[Dataset rows]
┄┄┄┄┄┄

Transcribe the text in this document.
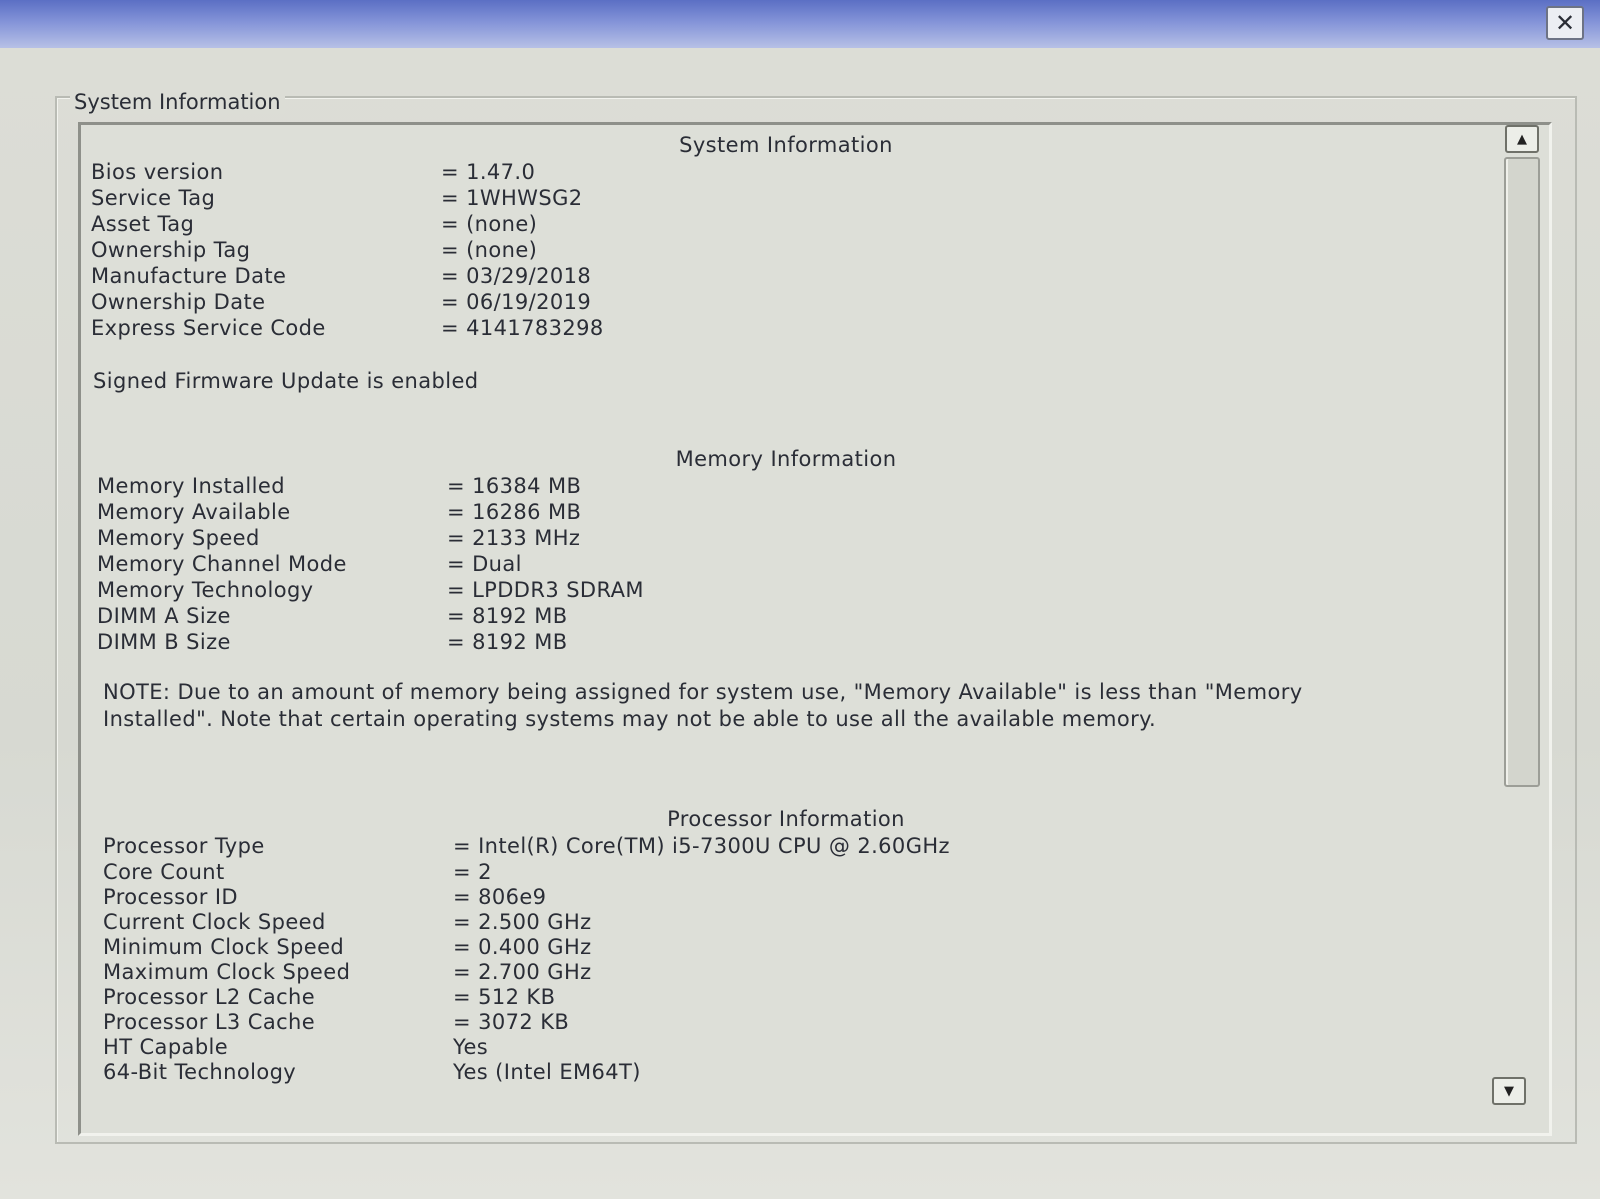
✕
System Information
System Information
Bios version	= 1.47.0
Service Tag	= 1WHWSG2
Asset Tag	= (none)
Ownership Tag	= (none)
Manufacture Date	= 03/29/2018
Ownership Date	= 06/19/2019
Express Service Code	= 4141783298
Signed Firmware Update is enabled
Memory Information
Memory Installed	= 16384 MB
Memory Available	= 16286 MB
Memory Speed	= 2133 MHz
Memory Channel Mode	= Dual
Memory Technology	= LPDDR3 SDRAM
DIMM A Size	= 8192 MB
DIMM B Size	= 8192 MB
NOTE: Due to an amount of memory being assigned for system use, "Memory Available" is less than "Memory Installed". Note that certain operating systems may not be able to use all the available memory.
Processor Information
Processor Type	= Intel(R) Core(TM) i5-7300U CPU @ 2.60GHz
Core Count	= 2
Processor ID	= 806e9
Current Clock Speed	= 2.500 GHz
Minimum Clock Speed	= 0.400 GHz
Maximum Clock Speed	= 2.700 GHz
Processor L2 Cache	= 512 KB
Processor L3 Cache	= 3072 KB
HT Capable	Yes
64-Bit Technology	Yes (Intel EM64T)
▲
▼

┄┄┄┄┄┄

## GOAL
Extract all lines from the material above that include the word "Memory".

## FINAL RESULT
Memory Information
Memory Installed	= 16384 MB
Memory Available	= 16286 MB
Memory Speed	= 2133 MHz
Memory Channel Mode	= Dual
Memory Technology	= LPDDR3 SDRAM
NOTE: Due to an amount of memory being assigned for system use, "Memory Available" is less than "Memory Installed". Note that certain operating systems may not be able to use all the available memory.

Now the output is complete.